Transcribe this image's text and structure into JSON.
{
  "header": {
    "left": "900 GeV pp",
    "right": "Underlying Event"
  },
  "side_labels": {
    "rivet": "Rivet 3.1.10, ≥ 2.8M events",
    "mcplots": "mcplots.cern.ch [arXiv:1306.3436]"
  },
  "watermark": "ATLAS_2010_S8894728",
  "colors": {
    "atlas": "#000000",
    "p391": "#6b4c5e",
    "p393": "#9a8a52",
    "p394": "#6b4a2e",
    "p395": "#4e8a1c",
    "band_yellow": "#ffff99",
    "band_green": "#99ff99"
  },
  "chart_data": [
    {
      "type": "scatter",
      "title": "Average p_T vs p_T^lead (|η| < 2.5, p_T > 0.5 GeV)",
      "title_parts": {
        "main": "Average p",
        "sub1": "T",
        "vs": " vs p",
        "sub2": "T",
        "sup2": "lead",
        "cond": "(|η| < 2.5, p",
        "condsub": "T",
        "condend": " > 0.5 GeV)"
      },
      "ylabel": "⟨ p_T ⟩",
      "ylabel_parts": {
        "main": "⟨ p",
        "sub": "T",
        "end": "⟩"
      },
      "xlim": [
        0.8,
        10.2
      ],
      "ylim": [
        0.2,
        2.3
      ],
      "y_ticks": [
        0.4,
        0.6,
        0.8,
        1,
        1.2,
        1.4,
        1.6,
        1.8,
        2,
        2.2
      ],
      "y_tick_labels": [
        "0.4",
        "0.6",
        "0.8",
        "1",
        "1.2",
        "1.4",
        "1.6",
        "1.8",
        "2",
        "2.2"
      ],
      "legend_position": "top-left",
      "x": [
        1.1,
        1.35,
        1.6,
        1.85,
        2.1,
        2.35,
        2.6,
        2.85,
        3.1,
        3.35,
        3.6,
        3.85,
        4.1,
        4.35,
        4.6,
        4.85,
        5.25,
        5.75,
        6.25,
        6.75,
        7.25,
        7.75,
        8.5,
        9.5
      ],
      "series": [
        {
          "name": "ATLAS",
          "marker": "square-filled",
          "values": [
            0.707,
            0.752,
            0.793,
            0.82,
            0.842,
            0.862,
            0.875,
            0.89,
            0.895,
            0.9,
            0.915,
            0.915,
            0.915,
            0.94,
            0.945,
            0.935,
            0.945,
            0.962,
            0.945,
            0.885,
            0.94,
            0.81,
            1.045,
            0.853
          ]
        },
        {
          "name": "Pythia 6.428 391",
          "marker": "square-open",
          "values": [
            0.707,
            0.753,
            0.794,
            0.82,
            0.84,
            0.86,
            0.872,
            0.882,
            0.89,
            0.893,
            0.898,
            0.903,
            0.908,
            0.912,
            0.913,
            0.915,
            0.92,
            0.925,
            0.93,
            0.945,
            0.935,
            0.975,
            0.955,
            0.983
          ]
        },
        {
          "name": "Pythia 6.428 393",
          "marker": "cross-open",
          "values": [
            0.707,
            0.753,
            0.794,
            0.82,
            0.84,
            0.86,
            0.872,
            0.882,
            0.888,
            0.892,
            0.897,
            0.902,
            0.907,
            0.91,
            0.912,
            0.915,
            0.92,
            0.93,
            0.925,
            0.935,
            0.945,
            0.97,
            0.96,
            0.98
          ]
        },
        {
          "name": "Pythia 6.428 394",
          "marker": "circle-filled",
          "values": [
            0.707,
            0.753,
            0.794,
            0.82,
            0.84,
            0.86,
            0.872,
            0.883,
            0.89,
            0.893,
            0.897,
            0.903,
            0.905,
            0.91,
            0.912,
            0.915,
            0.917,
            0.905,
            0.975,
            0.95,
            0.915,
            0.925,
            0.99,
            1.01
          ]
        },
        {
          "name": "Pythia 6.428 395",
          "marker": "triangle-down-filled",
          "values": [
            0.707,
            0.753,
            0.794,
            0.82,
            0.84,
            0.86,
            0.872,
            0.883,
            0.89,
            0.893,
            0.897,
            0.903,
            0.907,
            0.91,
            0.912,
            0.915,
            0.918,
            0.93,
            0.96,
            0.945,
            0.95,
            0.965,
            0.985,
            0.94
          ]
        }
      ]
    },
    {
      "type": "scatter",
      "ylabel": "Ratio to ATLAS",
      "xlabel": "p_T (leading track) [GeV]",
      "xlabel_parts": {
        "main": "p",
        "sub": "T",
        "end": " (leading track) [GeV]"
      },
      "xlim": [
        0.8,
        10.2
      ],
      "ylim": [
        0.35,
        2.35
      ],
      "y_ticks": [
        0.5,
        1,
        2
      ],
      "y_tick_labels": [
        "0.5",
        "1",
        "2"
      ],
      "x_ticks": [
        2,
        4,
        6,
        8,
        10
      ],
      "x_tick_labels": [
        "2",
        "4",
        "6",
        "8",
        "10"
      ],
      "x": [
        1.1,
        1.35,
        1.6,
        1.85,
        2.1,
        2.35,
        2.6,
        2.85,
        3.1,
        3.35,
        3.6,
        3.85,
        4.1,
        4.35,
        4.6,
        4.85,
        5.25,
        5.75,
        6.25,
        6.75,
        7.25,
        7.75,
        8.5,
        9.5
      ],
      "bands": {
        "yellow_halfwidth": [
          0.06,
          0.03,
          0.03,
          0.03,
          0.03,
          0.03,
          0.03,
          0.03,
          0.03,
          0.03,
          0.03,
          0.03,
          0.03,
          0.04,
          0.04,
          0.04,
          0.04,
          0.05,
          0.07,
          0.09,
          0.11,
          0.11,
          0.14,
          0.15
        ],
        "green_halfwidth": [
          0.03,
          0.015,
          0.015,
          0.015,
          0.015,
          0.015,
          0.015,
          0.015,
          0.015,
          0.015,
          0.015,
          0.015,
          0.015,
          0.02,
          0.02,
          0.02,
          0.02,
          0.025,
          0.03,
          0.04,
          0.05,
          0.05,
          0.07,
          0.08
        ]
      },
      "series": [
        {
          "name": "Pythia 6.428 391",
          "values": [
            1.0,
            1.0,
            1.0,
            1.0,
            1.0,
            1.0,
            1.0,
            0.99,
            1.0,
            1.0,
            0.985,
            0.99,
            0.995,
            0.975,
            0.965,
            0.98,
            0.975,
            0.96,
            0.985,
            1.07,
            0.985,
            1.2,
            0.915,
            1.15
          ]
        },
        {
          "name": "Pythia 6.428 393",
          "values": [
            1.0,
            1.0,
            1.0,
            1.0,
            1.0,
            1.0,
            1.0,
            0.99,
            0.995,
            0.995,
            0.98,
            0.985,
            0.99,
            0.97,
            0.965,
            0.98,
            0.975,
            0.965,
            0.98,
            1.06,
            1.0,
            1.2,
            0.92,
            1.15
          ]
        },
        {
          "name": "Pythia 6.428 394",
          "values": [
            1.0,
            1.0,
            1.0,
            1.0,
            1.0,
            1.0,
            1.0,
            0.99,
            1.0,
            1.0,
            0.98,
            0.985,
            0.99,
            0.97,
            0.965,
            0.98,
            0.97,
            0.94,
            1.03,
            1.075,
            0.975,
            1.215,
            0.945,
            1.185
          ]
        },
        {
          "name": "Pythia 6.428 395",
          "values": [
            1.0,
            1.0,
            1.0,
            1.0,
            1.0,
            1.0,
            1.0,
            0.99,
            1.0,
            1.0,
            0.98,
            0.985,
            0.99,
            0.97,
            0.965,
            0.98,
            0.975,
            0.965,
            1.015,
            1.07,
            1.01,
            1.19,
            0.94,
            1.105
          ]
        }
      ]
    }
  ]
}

☆ ☆ ☆ ☆

The task → Among the lines of the material, find those that hold the word "square" and copy them.

Correct output →
          "marker": "square-filled",
          "marker": "square-open",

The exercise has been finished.